### Directive A
Could you output the rows verbatim, starting at the first row and going up to and including the line with "sub-node-top-left-1 bbox=[265, 248, 285, 268]"?
── Passage shown ──
405 points by tosh on July 21, 2019 | hide | past | favorite | 84 comments


Nice, this also includes the infamous half-life 2 leak from 2007 as well as some other ones that definitely weren't officially released. Or like re-volt, which is now owned by a company still actively trying to take down mirrors of the code that pop up, hence any unofficial port of it only releases in binary form.

But then again a lot of the older leaked ones, nobody probably cares about too much. There's definitely some old, sometimes less popular games where I'd like to get hold of the code and take a stab at porting to something modern.

So if you were a game dev for some now defunct game studio in the 90s and still have some games' source floating around it would be a great coincidence if that would surface somewhere like archive.org... :-)


Wow, I had no idea about Re-Volt's history. [1]

* Throwback Entertainment acquired 190 titles from Acclaim on July 7, 2006, including Re-Volt. [2]

* Throwback sold the rights to Re-Volt to WeGo Interactive Co. on February 23, 2011. [3]

* WeGo released Re-Volt Classic for iOS in Oct 2012, then April 2013 for Android. PC version was launched in Oct 2013, but was pulled in Jan 2014 due to a community patch misunderstanding. [4]

* Appears there's still a largish rewrite/port out there [5], which is a rewrite of the v1.2 community patch, based on the leaked Xbox version [6].

Anywho, thanks for mentioning that. Brought me down a fun rabbit hole.

[1] https://en.wikipedia.org/wiki/Throwback_Entertainment

[2] https://throwbackentertainment.com/throwback-entertainment-c...

[3] https://throwbackentertainment.com/throwback-sells-re-volt/

[4] https://en.wikipedia.org/wiki/Re-Volt

[5] https://rvgl.re-volt.io/

[6] https://forum.re-volt.io/viewtopic.php?t=139


Game companies are learning old IP can be modernized for fresh new profits so most likely a lot of old game copyrights will become retroactively enforced and sources hunted down and expunged as they're remastered and made exclusively available in whatever online shop or subscription service.

https://www.polygon.com/2018/7/22/17600008/nintendo-roms-law...

https://www.maxim.com/entertainment/best-video-games-remaste...


People have been reworking old IP, neglecting or enforcing various rights, etc for years. I don't think it's some new trend game companies recently learned or that it affects how aggressive (or not) owners are that much. Old sources in particular are not all that valuable in many cases, beside historically.


Right, but at the moment there are dozens of old movies being reworked and dozens of old games being reworked and the volume feels like it's growing with new announcements all the time. Over the last 20 years I have only seen a few games remade to maintain compatibility, usually unofficially patched by fans or as open source homages.

I think this is being fueled by movie and game outliers today being able to achieve their first $billion in their first week. That outsized ROI on gaming, like movies, completely changes the calculus on what old stuff is worth today. FAANG will throw billions into making games as soon as their movie pipelines are sorted.


Low value doesn't make copyright disappear.
───
── Data excerpts ──
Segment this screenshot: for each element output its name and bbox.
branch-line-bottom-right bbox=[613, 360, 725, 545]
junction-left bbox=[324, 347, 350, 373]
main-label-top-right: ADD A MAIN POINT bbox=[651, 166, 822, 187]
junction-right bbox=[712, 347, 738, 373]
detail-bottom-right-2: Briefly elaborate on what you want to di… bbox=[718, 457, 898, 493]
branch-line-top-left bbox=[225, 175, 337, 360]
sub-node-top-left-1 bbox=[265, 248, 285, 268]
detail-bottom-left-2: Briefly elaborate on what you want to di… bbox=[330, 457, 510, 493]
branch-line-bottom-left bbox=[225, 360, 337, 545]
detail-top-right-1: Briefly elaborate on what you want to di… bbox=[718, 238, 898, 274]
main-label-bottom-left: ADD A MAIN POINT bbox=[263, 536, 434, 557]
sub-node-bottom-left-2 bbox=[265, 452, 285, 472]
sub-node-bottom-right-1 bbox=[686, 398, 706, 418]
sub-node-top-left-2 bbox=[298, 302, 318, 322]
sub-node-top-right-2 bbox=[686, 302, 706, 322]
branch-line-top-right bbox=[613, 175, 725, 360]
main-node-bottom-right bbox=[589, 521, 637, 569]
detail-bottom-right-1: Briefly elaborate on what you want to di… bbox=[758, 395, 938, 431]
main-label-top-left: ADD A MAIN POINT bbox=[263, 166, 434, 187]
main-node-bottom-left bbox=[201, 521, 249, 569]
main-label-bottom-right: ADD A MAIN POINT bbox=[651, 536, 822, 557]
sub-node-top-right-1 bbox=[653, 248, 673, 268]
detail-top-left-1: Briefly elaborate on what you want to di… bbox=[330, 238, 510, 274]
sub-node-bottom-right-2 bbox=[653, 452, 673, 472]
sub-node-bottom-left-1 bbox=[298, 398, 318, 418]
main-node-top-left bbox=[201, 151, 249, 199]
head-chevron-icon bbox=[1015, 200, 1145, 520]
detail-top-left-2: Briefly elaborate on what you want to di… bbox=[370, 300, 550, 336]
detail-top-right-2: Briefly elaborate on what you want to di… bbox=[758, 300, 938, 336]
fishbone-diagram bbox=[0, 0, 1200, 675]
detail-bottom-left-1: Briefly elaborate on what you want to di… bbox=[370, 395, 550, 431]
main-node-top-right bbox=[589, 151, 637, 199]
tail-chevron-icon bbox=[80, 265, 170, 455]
───
### Directive B
Can you return, word for word, the stretch of the thread about leaked game source code from "[6] https://forum.re-volt.io/viewtopic.php?t=139" up to and including "cases, beside historically."?

### Response A
Segment this screenshot: for each element output its name and bbox.
branch-line-bottom-right bbox=[613, 360, 725, 545]
junction-left bbox=[324, 347, 350, 373]
main-label-top-right: ADD A MAIN POINT bbox=[651, 166, 822, 187]
junction-right bbox=[712, 347, 738, 373]
detail-bottom-right-2: Briefly elaborate on what you want to di… bbox=[718, 457, 898, 493]
branch-line-top-left bbox=[225, 175, 337, 360]
sub-node-top-left-1 bbox=[265, 248, 285, 268]

### Response B
[6] https://forum.re-volt.io/viewtopic.php?t=139


Game companies are learning old IP can be modernized for fresh new profits so most likely a lot of old game copyrights will become retroactively enforced and sources hunted down and expunged as they're remastered and made exclusively available in whatever online shop or subscription service.

https://www.polygon.com/2018/7/22/17600008/nintendo-roms-law...

https://www.maxim.com/entertainment/best-video-games-remaste...


People have been reworking old IP, neglecting or enforcing various rights, etc for years. I don't think it's some new trend game companies recently learned or that it affects how aggressive (or not) owners are that much. Old sources in particular are not all that valuable in many cases, beside historically.